## SUPPLIED DATA

================

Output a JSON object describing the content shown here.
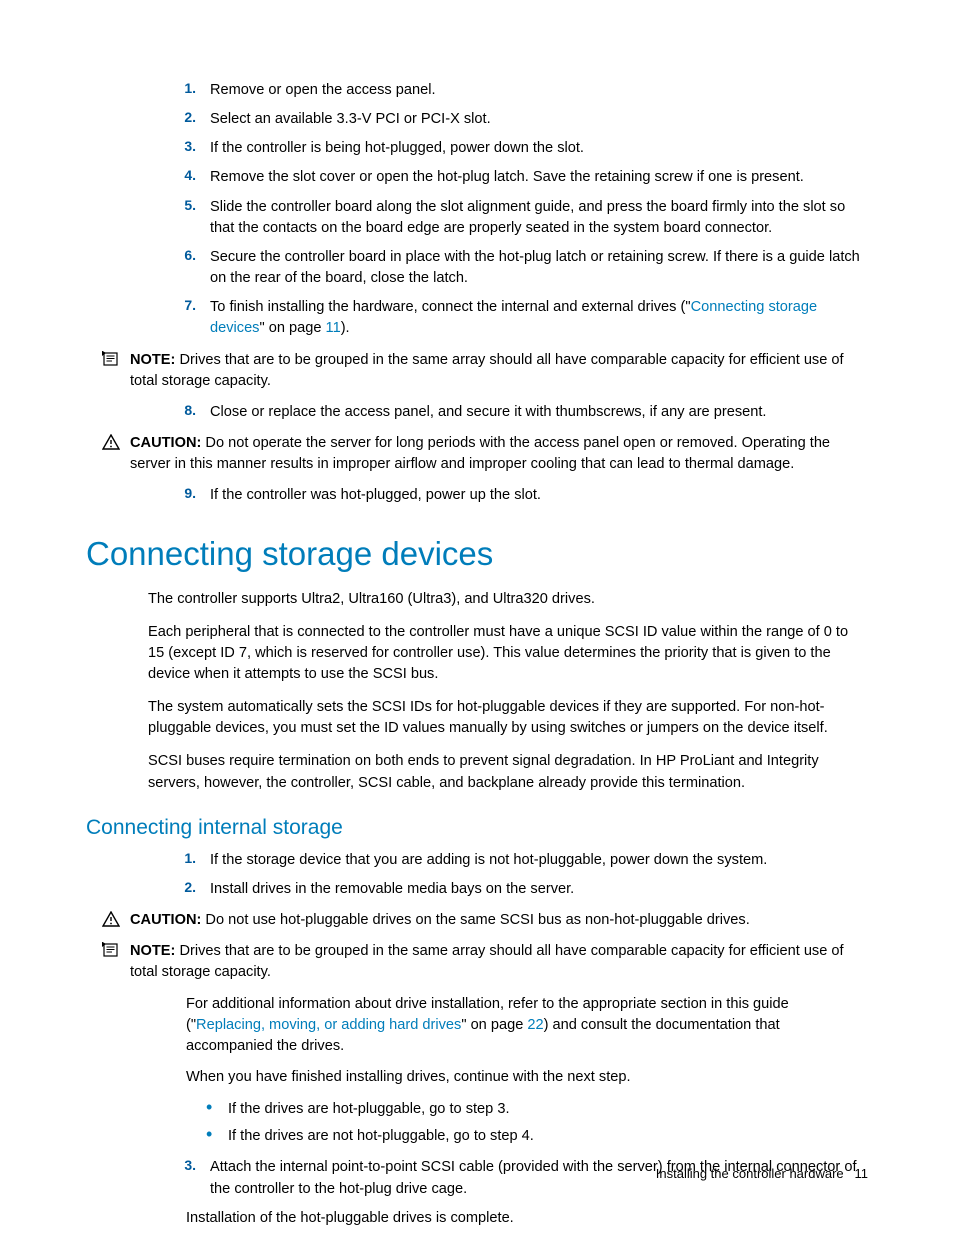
{
  "steps1": {
    "s1": "Remove or open the access panel.",
    "s2": "Select an available 3.3-V PCI or PCI-X slot.",
    "s3": "If the controller is being hot-plugged, power down the slot.",
    "s4": "Remove the slot cover or open the hot-plug latch. Save the retaining screw if one is present.",
    "s5": "Slide the controller board along the slot alignment guide, and press the board firmly into the slot so that the contacts on the board edge are properly seated in the system board connector.",
    "s6": "Secure the controller board in place with the hot-plug latch or retaining screw. If there is a guide latch on the rear of the board, close the latch.",
    "s7_pre": "To finish installing the hardware, connect the internal and external drives (\"",
    "s7_link": "Connecting storage devices",
    "s7_mid": "\" on page ",
    "s7_page": "11",
    "s7_post": ").",
    "s8": "Close or replace the access panel, and secure it with thumbscrews, if any are present.",
    "s9": "If the controller was hot-plugged, power up the slot."
  },
  "labels": {
    "note": "NOTE:",
    "caution": "CAUTION:"
  },
  "note1": " Drives that are to be grouped in the same array should all have comparable capacity for efficient use of total storage capacity.",
  "caution1": " Do not operate the server for long periods with the access panel open or removed. Operating the server in this manner results in improper airflow and improper cooling that can lead to thermal damage.",
  "h1": "Connecting storage devices",
  "csd": {
    "p1": "The controller supports Ultra2, Ultra160 (Ultra3), and Ultra320 drives.",
    "p2": "Each peripheral that is connected to the controller must have a unique SCSI ID value within the range of 0 to 15 (except ID 7, which is reserved for controller use). This value determines the priority that is given to the device when it attempts to use the SCSI bus.",
    "p3": "The system automatically sets the SCSI IDs for hot-pluggable devices if they are supported. For non-hot-pluggable devices, you must set the ID values manually by using switches or jumpers on the device itself.",
    "p4": "SCSI buses require termination on both ends to prevent signal degradation. In HP ProLiant and Integrity servers, however, the controller, SCSI cable, and backplane already provide this termination."
  },
  "h2": "Connecting internal storage",
  "steps2": {
    "s1": "If the storage device that you are adding is not hot-pluggable, power down the system.",
    "s2": "Install drives in the removable media bays on the server.",
    "s3": "Attach the internal point-to-point SCSI cable (provided with the server) from the internal connector of the controller to the hot-plug drive cage.",
    "s3b": "Installation of the hot-pluggable drives is complete."
  },
  "caution2": " Do not use hot-pluggable drives on the same SCSI bus as non-hot-pluggable drives.",
  "note2": " Drives that are to be grouped in the same array should all have comparable capacity for efficient use of total storage capacity.",
  "sub": {
    "p1_pre": "For additional information about drive installation, refer to the appropriate section in this guide (\"",
    "p1_link": "Replacing, moving, or adding hard drives",
    "p1_mid": "\" on page ",
    "p1_page": "22",
    "p1_post": ") and consult the documentation that accompanied the drives.",
    "p2": "When you have finished installing drives, continue with the next step.",
    "b1": "If the drives are hot-pluggable, go to step 3.",
    "b2": "If the drives are not hot-pluggable, go to step 4."
  },
  "nums": {
    "n1": "1.",
    "n2": "2.",
    "n3": "3.",
    "n4": "4.",
    "n5": "5.",
    "n6": "6.",
    "n7": "7.",
    "n8": "8.",
    "n9": "9."
  },
  "footer": {
    "text": "Installing the controller hardware",
    "page": "11"
  }
}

================

## YOUR OBJECTIVE
From the data above, copy each line that has the string "retaining".

## TASK RESULT
    "s4": "Remove the slot cover or open the hot-plug latch. Save the retaining screw if one is present.",
    "s6": "Secure the controller board in place with the hot-plug latch or retaining screw. If there is a guide latch on the rear of the board, close the latch.",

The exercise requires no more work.